What the task asks: Transcribe the records below exactly as they appear, omitting any pictures.

[Records from a dataset]
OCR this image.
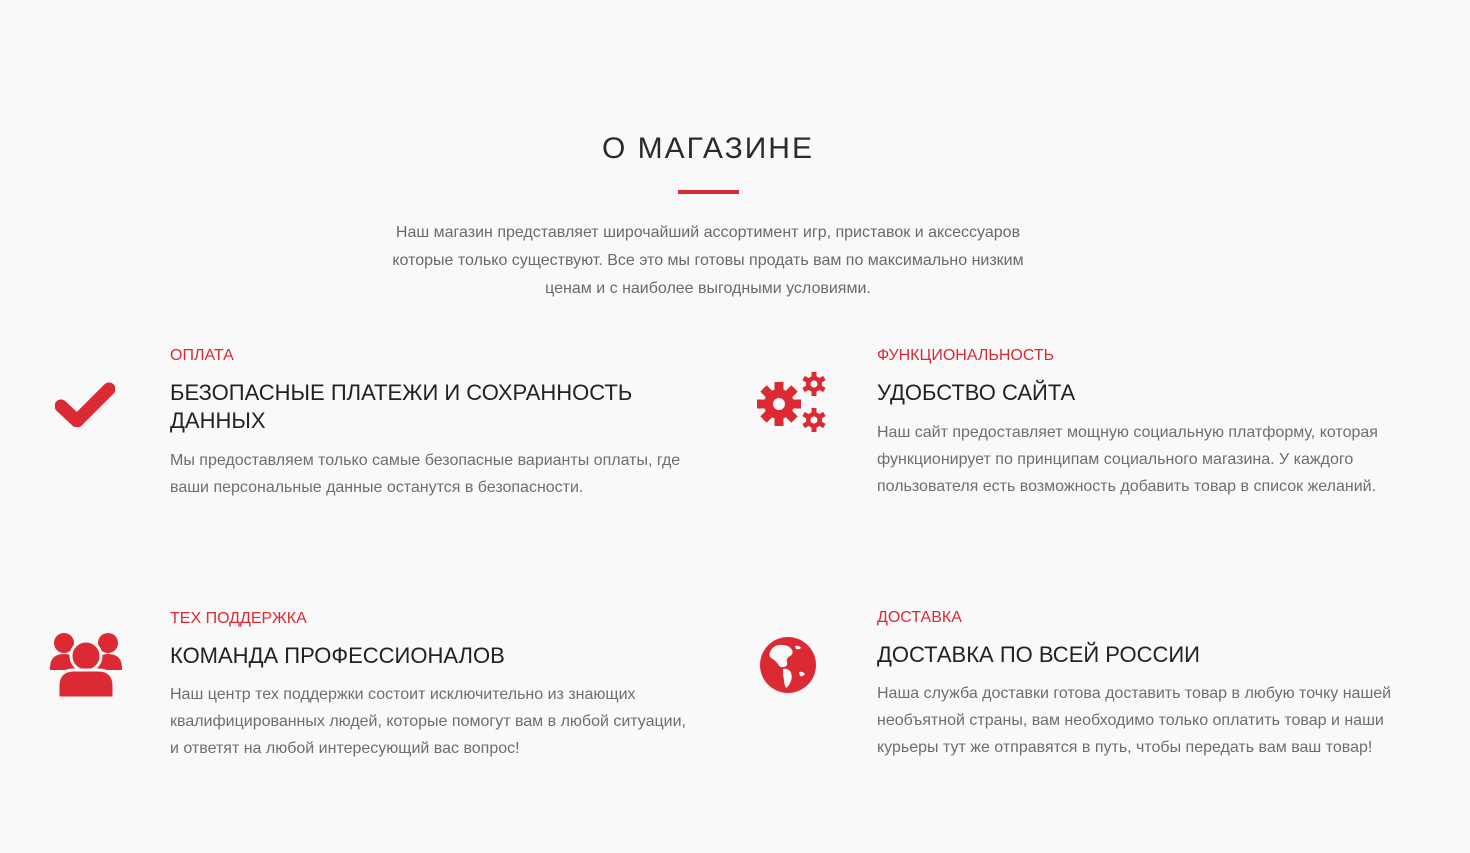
О МАГАЗИНЕ

Наш магазин представляет широчайший ассортимент игр, приставок и аксессуаров которые только существуют. Все это мы готовы продать вам по максимально низким ценам и с наиболее выгодными условиями.

ОПЛАТА
БЕЗОПАСНЫЕ ПЛАТЕЖИ И СОХРАННОСТЬ ДАННЫХ

Мы предоставляем только самые безопасные варианты оплаты, где ваши персональные данные останутся в безопасности.

ФУНКЦИОНАЛЬНОСТЬ
УДОБСТВО САЙТА

Наш сайт предоставляет мощную социальную платформу, которая функционирует по принципам социального магазина. У каждого пользователя есть возможность добавить товар в список желаний.

ТЕХ ПОДДЕРЖКА
КОМАНДА ПРОФЕССИОНАЛОВ

Наш центр тех поддержки состоит исключительно из знающих квалифицированных людей, которые помогут вам в любой ситуации, и ответят на любой интересующий вас вопрос!

ДОСТАВКА
ДОСТАВКА ПО ВСЕЙ РОССИИ

Наша служба доставки готова доставить товар в любую точку нашей необъятной страны, вам необходимо только оплатить товар и наши курьеры тут же отправятся в путь, чтобы передать вам ваш товар!
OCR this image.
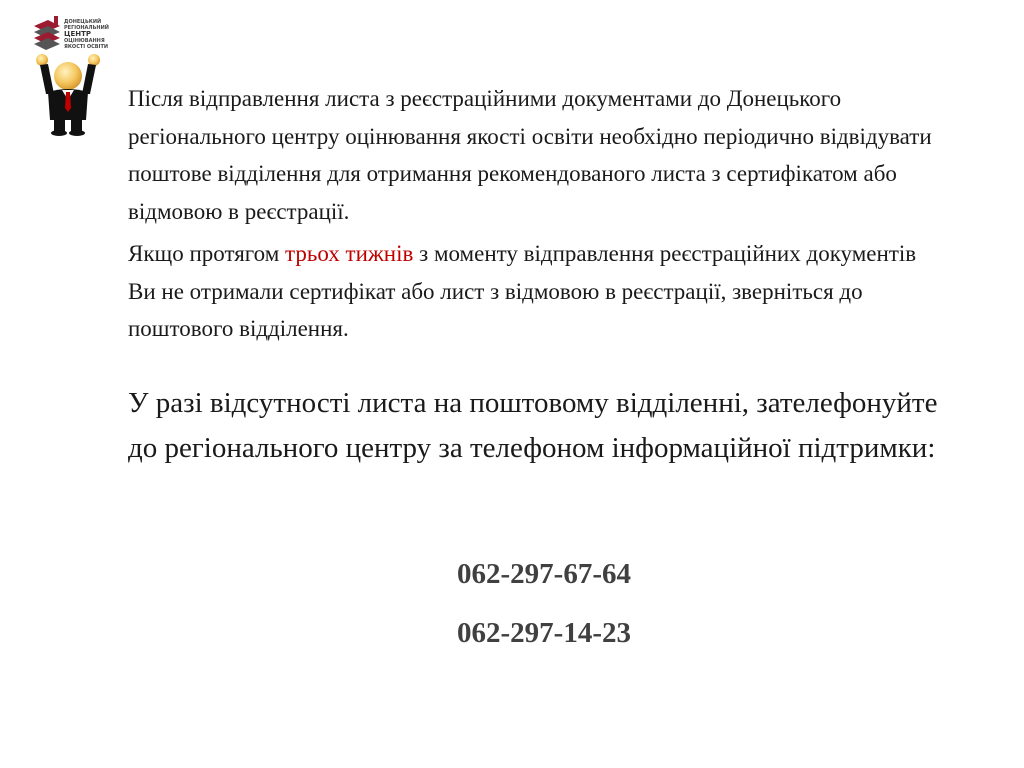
ДОНЕЦЬКИЙ
РЕГІОНАЛЬНИЙ
ЦЕНТР
ОЦІНЮВАННЯ
ЯКОСТІ ОСВІТИ

Після відправлення листа з реєстраційними документами до Донецького регіонального центру оцінювання якості освіти необхідно періодично відвідувати поштове відділення для отримання рекомендованого листа з сертифікатом або відмовою в реєстрації.

Якщо протягом трьох тижнів з моменту відправлення реєстраційних документів Ви не отримали сертифікат або лист з відмовою в реєстрації, зверніться до поштового відділення.

У разі відсутності листа на поштовому відділенні, зателефонуйте до регіонального центру за телефоном інформаційної підтримки:

062-297-67-64
062-297-14-23
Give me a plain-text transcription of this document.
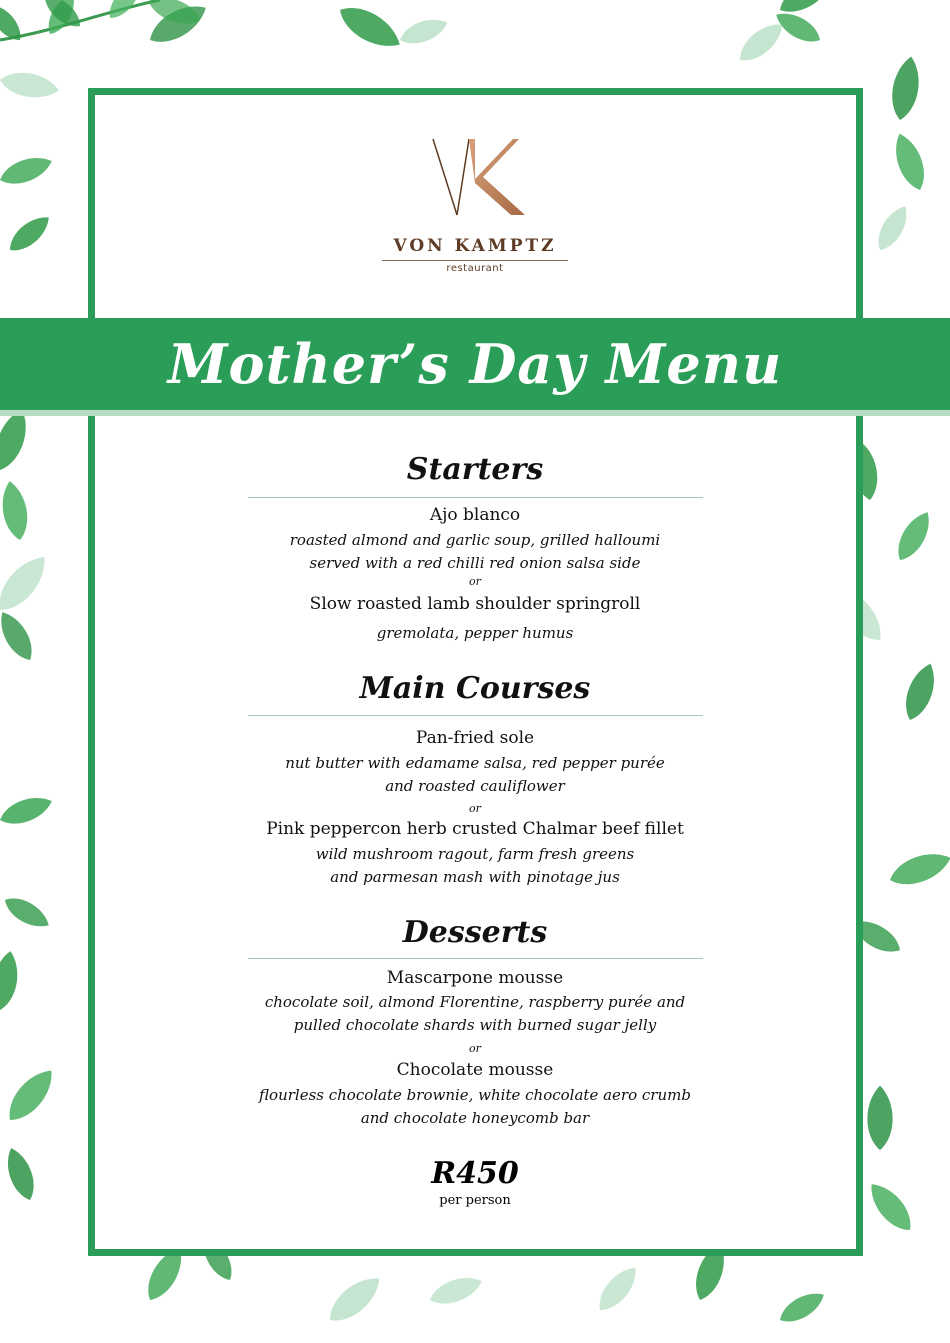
VON KAMPTZ
restaurant
Mother’s Day Menu
Starters
Ajo blanco
roasted almond and garlic soup, grilled halloumi
served with a red chilli red onion salsa side
or
Slow roasted lamb shoulder springroll
gremolata, pepper humus
Main Courses
Pan-fried sole
nut butter with edamame salsa, red pepper purée
and roasted cauliflower
or
Pink peppercon herb crusted Chalmar beef fillet
wild mushroom ragout, farm fresh greens
and parmesan mash with pinotage jus
Desserts
Mascarpone mousse
chocolate soil, almond Florentine, raspberry purée and
pulled chocolate shards with burned sugar jelly
or
Chocolate mousse
flourless chocolate brownie, white chocolate aero crumb
and chocolate honeycomb bar
R450
per person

Answer to the task:
OCR this image.
О МАГАЗИНЕ

Наш магазин представляет широчайший ассортимент игр, приставок и аксессуаров которые только существуют. Все это мы готовы продать вам по максимально низким ценам и с наиболее выгодными условиями.

ОПЛАТА
БЕЗОПАСНЫЕ ПЛАТЕЖИ И СОХРАННОСТЬ ДАННЫХ

Мы предоставляем только самые безопасные варианты оплаты, где ваши персональные данные останутся в безопасности.

ФУНКЦИОНАЛЬНОСТЬ
УДОБСТВО САЙТА

Наш сайт предоставляет мощную социальную платформу, которая функционирует по принципам социального магазина. У каждого пользователя есть возможность добавить товар в список желаний.

ТЕХ ПОДДЕРЖКА
КОМАНДА ПРОФЕССИОНАЛОВ

Наш центр тех поддержки состоит исключительно из знающих квалифицированных людей, которые помогут вам в любой ситуации, и ответят на любой интересующий вас вопрос!

ДОСТАВКА
ДОСТАВКА ПО ВСЕЙ РОССИИ

Наша служба доставки готова доставить товар в любую точку нашей необъятной страны, вам необходимо только оплатить товар и наши курьеры тут же отправятся в путь, чтобы передать вам ваш товар!
OCR this image.
ДОНЕЦЬКИЙ
РЕГІОНАЛЬНИЙ
ЦЕНТР
ОЦІНЮВАННЯ
ЯКОСТІ ОСВІТИ

Після відправлення листа з реєстраційними документами до Донецького регіонального центру оцінювання якості освіти необхідно періодично відвідувати поштове відділення для отримання рекомендованого листа з сертифікатом або відмовою в реєстрації.

Якщо протягом трьох тижнів з моменту відправлення реєстраційних документів Ви не отримали сертифікат або лист з відмовою в реєстрації, зверніться до поштового відділення.

У разі відсутності листа на поштовому відділенні, зателефонуйте до регіонального центру за телефоном інформаційної підтримки:

062-297-67-64
062-297-14-23
Give me a plain-text transcription of this document.
VON KAMPTZ
restaurant
Mother’s Day Menu
Starters
Ajo blanco
roasted almond and garlic soup, grilled halloumi
served with a red chilli red onion salsa side
or
Slow roasted lamb shoulder springroll
gremolata, pepper humus
Main Courses
Pan-fried sole
nut butter with edamame salsa, red pepper purée
and roasted cauliflower
or
Pink peppercon herb crusted Chalmar beef fillet
wild mushroom ragout, farm fresh greens
and parmesan mash with pinotage jus
Desserts
Mascarpone mousse
chocolate soil, almond Florentine, raspberry purée and
pulled chocolate shards with burned sugar jelly
or
Chocolate mousse
flourless chocolate brownie, white chocolate aero crumb
and chocolate honeycomb bar
R450
per person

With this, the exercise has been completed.